## Work required
Each line of the data that includes the string "view" is to be copied out.

## Entries supplied
———
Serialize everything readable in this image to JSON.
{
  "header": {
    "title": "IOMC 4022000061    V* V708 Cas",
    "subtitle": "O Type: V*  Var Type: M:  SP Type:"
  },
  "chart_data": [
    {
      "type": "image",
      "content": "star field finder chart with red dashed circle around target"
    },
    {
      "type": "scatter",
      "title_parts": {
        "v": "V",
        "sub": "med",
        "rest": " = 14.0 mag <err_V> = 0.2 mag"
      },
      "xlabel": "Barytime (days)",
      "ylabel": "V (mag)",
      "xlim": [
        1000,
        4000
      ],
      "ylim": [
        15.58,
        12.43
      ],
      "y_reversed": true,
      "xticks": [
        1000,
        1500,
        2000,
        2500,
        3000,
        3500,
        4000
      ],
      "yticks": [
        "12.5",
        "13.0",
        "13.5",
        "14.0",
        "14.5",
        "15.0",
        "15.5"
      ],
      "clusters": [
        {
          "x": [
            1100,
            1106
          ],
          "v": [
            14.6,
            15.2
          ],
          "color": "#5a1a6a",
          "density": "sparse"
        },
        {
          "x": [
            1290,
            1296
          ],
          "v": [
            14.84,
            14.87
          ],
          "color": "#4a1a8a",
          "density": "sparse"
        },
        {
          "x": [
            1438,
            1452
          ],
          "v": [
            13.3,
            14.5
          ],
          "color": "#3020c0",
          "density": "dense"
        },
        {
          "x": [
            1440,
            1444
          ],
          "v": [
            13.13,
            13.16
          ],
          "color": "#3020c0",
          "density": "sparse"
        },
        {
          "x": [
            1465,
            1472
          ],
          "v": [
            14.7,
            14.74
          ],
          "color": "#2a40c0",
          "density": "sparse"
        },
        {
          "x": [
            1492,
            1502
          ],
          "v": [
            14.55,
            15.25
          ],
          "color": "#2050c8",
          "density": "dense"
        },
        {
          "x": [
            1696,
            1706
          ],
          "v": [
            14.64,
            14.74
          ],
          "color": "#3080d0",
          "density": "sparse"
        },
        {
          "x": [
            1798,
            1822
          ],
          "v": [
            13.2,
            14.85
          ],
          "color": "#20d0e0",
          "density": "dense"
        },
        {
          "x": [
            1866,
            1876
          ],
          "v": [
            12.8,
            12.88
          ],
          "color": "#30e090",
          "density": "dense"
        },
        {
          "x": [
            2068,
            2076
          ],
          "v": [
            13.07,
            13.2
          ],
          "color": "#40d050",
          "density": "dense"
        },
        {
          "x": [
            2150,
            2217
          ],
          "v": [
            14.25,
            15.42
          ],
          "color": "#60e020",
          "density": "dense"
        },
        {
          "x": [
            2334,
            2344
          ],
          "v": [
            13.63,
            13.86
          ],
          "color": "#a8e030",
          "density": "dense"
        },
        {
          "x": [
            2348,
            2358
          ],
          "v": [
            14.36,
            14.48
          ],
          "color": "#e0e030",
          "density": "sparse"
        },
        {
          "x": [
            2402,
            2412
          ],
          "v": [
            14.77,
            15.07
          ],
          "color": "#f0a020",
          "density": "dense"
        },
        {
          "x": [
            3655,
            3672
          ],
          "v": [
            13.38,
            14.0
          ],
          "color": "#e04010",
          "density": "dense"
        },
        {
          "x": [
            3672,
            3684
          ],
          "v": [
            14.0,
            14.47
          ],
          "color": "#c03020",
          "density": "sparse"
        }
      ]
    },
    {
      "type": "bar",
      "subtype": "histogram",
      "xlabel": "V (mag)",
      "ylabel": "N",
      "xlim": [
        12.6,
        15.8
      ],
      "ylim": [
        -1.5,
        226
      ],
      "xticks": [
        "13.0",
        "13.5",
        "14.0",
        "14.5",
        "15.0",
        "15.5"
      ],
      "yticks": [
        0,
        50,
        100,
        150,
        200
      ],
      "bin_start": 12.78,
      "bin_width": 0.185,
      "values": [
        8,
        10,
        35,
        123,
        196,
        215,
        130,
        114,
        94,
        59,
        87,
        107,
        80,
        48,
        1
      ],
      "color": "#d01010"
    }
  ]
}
———
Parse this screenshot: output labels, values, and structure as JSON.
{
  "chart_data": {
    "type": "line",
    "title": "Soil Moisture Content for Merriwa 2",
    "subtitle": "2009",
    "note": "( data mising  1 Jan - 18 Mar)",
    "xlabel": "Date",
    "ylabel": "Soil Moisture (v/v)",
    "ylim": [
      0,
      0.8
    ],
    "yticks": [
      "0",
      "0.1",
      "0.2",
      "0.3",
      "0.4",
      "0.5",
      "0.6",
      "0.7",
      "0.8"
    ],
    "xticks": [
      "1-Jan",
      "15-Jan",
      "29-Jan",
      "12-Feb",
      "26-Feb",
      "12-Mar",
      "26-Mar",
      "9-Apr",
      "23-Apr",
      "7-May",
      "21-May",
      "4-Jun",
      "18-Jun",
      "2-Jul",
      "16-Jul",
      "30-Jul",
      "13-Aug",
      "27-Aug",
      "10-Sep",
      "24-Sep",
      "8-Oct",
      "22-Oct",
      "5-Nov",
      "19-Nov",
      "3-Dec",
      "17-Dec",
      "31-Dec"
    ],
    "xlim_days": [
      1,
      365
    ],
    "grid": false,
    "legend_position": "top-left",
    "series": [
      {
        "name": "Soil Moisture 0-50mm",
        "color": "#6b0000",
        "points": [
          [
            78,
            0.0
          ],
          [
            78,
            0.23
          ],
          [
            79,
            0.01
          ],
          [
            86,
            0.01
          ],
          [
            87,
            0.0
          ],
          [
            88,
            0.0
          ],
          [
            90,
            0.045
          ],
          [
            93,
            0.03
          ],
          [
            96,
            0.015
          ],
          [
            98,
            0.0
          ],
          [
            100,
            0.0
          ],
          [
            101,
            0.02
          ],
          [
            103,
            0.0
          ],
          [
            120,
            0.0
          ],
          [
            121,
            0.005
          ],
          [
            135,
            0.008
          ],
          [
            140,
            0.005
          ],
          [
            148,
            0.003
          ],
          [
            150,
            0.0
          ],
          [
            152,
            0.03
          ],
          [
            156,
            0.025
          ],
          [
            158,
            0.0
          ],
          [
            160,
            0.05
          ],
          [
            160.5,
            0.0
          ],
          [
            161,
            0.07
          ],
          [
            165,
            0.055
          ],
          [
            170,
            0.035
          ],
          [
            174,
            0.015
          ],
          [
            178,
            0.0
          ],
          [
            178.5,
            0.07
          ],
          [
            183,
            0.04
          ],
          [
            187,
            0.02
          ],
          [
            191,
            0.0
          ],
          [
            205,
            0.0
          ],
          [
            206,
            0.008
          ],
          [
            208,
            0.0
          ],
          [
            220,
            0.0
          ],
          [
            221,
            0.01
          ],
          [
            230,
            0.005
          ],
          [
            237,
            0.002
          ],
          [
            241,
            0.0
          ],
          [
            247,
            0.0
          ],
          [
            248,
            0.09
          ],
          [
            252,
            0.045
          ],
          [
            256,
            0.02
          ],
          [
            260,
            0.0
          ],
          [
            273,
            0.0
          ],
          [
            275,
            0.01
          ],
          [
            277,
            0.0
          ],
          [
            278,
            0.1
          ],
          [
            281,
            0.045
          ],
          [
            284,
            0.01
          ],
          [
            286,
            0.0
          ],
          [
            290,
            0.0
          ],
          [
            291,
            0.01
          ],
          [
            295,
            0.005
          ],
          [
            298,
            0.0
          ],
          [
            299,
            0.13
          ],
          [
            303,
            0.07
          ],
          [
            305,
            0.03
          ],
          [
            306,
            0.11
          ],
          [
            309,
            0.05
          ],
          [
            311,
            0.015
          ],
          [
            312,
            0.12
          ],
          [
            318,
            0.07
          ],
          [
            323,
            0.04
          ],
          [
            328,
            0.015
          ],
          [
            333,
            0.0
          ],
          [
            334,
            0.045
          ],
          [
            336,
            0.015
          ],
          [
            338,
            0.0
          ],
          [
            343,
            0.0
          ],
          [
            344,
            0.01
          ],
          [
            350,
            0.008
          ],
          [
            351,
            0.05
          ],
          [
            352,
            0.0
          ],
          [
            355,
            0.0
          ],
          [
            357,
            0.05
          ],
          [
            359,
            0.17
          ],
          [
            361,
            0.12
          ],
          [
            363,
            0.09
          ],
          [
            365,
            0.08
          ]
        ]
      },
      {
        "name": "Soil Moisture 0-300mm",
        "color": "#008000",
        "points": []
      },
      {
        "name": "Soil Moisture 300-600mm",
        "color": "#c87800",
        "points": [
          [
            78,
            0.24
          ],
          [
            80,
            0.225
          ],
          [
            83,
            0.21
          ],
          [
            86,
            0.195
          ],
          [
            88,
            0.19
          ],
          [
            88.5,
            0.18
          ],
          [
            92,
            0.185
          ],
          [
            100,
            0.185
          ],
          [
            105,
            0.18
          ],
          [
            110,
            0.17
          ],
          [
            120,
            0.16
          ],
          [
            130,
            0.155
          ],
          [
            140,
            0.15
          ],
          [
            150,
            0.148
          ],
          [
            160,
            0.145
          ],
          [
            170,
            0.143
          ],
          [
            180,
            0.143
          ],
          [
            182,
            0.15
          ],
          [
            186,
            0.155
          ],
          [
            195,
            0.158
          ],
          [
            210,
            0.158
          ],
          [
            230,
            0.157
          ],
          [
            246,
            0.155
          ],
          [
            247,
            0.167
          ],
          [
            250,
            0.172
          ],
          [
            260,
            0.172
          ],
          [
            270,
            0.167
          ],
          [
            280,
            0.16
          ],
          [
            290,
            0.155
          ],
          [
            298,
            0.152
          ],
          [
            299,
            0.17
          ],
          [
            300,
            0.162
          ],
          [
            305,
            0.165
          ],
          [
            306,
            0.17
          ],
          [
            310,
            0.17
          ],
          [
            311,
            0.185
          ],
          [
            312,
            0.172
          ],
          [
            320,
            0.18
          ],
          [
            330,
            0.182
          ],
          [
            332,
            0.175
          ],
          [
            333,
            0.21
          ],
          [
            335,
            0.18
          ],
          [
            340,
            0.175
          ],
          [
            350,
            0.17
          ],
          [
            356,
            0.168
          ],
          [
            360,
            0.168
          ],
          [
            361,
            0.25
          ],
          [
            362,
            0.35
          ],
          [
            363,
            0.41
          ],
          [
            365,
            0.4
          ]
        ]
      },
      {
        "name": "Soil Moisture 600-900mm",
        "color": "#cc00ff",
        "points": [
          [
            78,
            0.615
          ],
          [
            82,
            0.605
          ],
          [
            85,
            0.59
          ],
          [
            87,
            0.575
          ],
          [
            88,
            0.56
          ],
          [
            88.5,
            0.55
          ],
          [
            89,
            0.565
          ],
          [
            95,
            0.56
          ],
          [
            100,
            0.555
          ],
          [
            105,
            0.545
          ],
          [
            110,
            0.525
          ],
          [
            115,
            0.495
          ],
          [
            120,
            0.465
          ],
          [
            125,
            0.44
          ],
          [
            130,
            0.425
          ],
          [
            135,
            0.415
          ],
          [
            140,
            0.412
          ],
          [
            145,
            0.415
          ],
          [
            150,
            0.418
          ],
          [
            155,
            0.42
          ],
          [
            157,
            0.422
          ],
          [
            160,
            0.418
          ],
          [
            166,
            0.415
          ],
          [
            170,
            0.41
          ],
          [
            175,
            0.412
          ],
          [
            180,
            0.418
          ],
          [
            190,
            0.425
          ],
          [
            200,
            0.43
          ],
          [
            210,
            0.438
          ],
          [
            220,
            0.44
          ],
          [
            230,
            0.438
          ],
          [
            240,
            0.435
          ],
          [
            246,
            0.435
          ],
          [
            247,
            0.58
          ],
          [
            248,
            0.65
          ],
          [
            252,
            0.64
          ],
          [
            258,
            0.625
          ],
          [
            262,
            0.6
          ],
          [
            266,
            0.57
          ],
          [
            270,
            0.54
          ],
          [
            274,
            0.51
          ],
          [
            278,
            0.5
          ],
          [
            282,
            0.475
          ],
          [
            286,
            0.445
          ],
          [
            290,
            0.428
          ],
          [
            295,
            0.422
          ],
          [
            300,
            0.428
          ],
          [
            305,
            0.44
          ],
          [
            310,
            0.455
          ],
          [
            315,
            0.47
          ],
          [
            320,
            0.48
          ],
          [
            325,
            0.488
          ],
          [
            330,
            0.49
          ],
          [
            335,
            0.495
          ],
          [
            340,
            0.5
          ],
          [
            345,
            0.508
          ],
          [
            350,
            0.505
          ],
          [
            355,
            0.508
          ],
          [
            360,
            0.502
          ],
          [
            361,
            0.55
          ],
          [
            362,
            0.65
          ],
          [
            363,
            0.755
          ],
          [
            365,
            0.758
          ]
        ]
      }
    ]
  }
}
———
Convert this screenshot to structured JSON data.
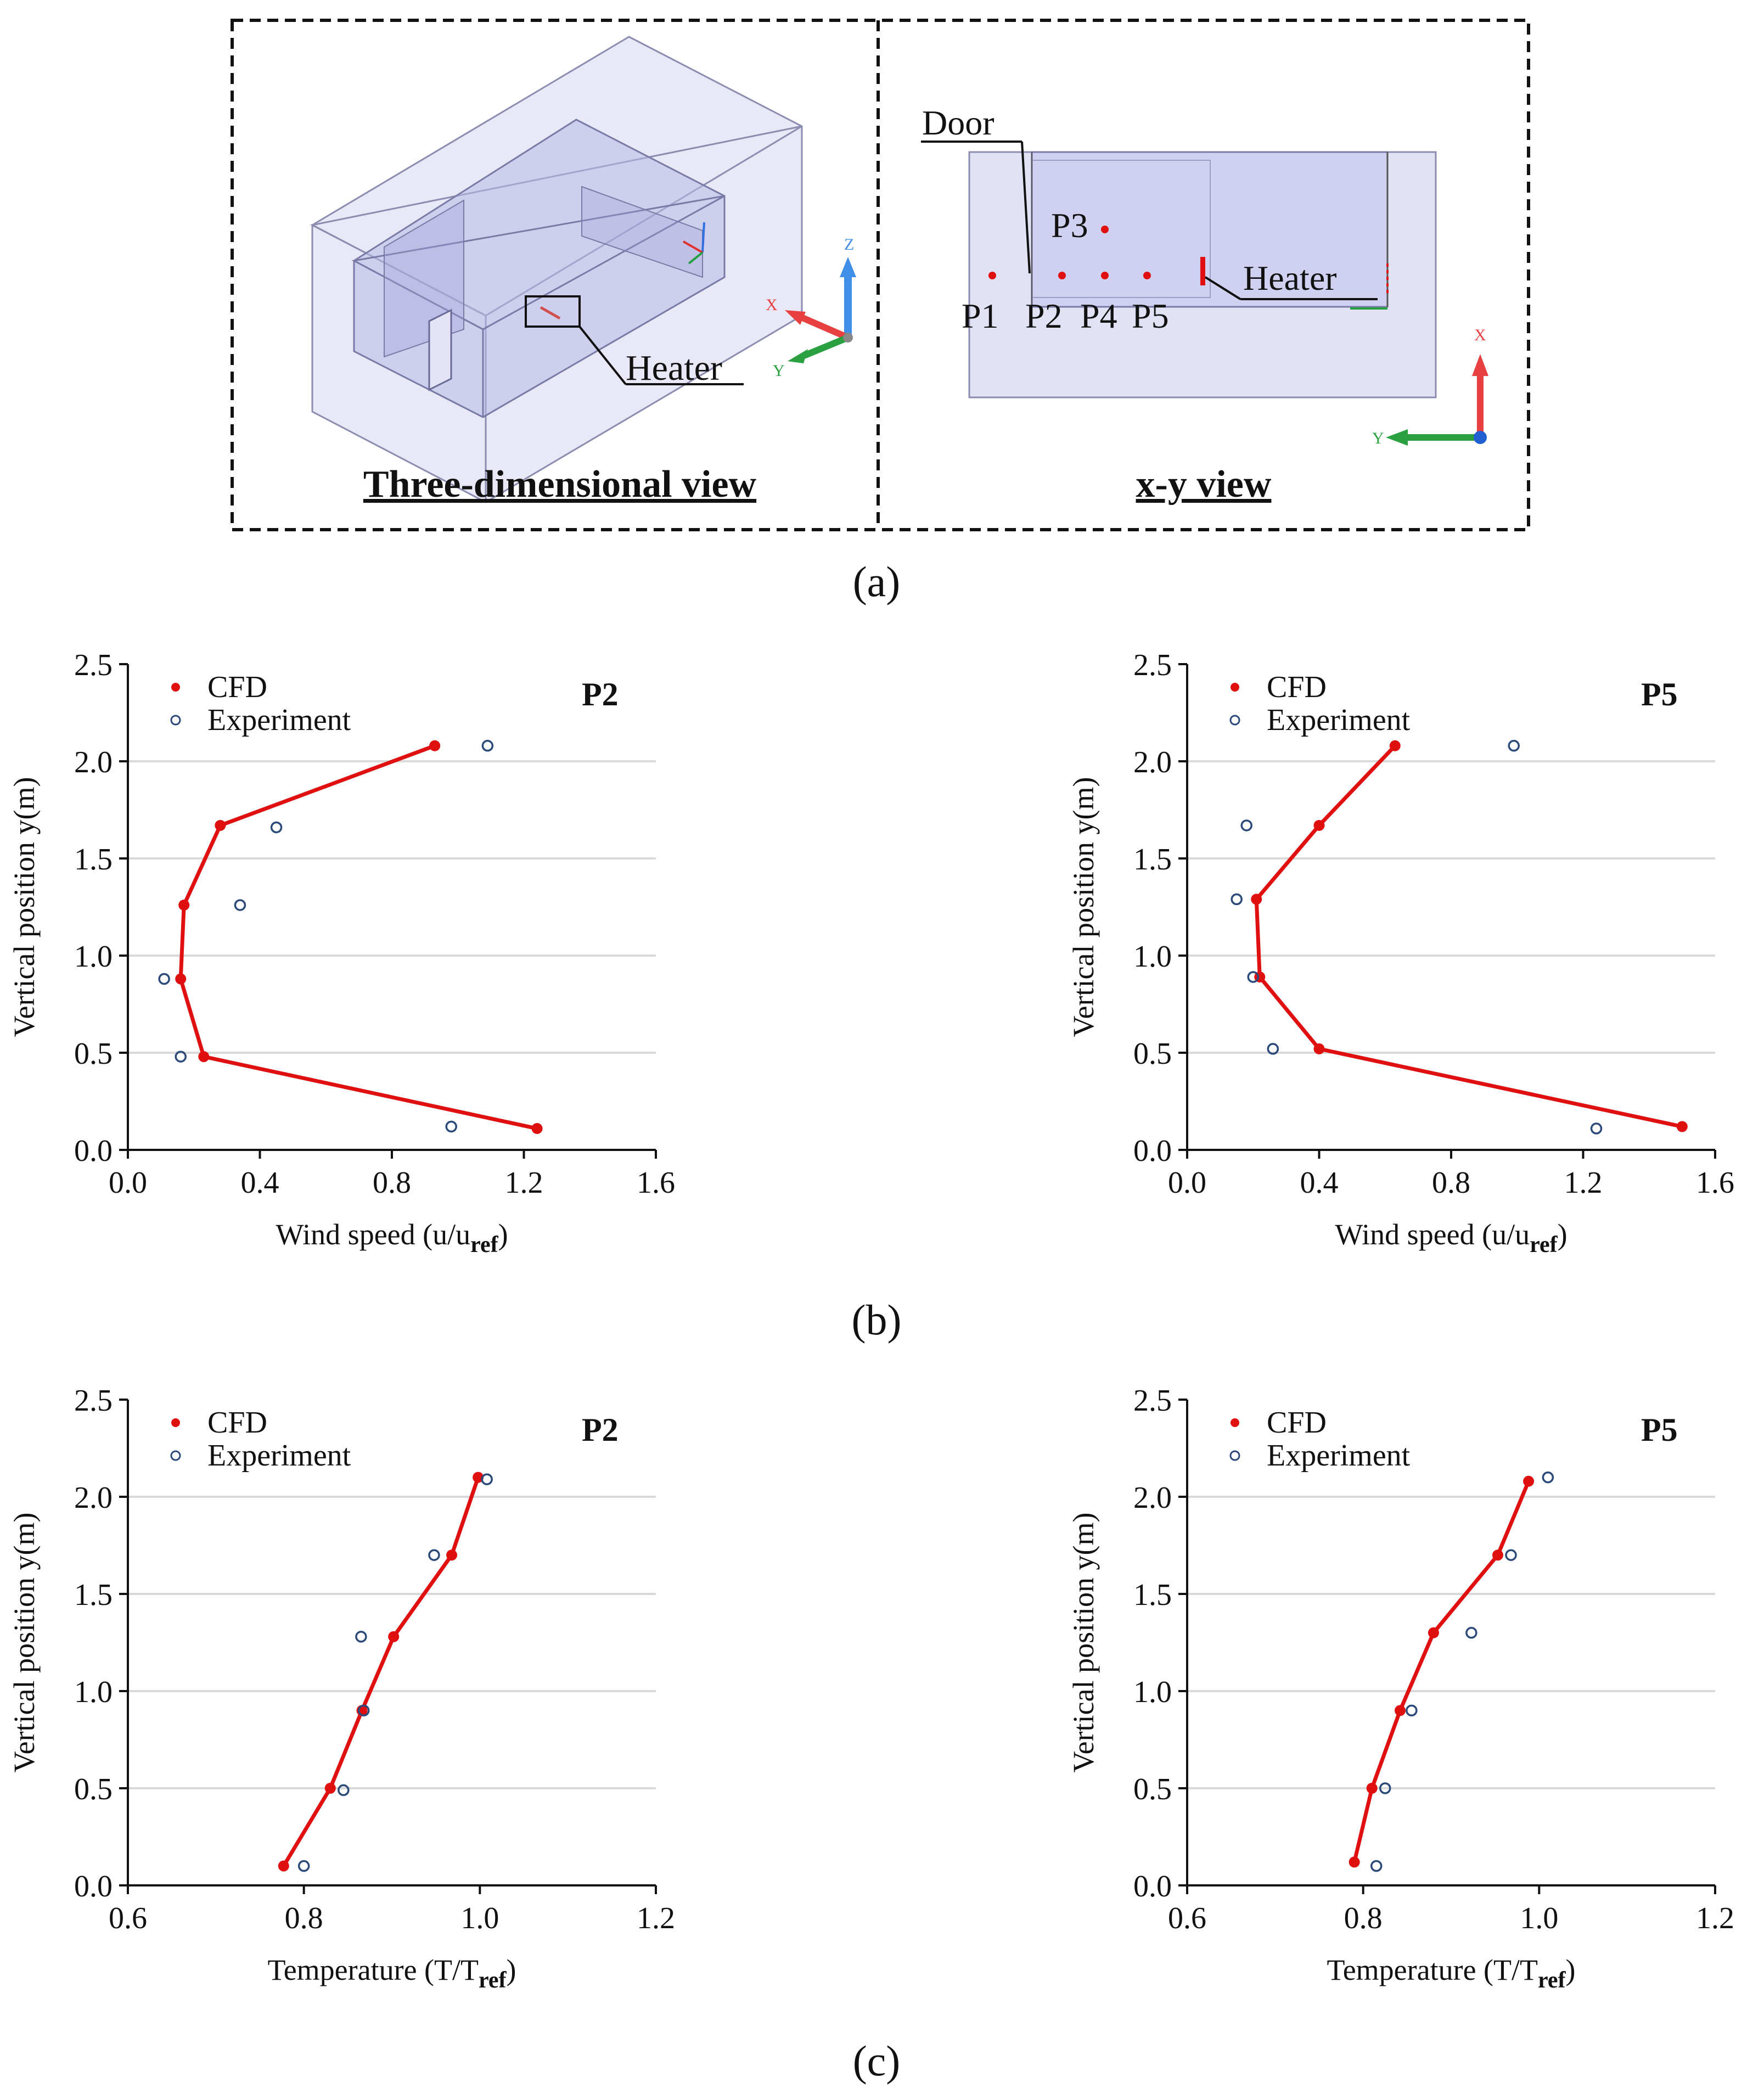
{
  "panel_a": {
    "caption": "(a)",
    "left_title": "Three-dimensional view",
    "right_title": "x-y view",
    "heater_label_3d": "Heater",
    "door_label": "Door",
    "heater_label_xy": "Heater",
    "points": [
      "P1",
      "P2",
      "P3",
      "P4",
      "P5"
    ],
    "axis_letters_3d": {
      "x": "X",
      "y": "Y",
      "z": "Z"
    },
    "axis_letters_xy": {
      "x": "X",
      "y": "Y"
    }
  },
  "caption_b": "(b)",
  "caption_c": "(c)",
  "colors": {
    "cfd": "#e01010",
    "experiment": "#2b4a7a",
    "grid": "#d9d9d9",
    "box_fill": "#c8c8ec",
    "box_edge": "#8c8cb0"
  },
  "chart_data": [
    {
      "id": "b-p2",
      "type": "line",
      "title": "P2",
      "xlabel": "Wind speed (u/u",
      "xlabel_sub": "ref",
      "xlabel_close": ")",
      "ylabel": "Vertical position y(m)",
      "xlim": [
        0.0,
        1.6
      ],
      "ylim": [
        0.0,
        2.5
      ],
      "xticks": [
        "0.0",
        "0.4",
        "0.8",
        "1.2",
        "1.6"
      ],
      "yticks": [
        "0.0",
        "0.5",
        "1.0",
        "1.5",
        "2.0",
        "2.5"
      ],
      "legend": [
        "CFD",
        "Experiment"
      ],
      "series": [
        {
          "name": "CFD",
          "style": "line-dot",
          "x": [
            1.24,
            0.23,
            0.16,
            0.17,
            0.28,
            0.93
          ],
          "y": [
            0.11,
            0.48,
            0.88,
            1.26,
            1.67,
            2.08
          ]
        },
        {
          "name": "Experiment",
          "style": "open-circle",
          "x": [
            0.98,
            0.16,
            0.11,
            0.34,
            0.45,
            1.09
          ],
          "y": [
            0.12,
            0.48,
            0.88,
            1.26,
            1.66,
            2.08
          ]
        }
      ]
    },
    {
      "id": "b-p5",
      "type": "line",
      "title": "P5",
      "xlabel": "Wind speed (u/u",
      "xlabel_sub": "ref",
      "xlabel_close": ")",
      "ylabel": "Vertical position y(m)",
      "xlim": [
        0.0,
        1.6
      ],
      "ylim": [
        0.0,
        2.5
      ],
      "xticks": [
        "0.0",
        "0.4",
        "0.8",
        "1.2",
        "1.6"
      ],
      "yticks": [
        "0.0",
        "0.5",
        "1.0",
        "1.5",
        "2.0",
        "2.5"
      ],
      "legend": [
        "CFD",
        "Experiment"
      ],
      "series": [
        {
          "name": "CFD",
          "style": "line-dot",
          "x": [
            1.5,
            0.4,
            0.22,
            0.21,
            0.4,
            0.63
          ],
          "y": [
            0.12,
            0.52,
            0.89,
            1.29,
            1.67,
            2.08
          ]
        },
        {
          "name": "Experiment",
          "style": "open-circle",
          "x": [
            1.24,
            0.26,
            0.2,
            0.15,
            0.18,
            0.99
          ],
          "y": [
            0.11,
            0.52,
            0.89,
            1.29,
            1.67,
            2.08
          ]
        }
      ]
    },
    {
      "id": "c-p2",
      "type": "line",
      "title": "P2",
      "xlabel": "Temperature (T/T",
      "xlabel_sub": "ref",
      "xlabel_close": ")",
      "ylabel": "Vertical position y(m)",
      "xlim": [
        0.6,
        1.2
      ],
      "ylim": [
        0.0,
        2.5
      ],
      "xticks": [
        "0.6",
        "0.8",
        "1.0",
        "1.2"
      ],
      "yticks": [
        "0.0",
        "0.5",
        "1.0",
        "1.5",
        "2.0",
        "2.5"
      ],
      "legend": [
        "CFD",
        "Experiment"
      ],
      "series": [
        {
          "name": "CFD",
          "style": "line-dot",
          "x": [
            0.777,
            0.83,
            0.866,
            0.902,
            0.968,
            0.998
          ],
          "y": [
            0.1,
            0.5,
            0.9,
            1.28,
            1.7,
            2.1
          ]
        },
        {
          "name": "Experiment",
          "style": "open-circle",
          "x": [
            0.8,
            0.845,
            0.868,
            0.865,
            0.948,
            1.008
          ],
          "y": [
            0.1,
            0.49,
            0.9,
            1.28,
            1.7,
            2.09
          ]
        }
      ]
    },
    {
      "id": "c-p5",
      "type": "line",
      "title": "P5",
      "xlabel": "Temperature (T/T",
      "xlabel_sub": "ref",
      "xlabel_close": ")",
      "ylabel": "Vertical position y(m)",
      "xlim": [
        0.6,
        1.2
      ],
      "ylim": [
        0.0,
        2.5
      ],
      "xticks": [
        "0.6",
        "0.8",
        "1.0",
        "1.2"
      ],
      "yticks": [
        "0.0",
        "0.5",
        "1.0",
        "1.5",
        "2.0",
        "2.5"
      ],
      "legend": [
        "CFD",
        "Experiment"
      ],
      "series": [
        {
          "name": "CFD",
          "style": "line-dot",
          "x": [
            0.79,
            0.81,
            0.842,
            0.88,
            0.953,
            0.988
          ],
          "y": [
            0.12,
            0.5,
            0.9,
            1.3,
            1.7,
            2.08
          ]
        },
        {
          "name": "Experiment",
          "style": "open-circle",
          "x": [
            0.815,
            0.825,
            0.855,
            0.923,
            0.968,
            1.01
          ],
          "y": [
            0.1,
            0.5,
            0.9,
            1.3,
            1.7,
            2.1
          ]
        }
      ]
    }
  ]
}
———
## Correct output
    "left_title": "Three-dimensional view",
    "right_title": "x-y view",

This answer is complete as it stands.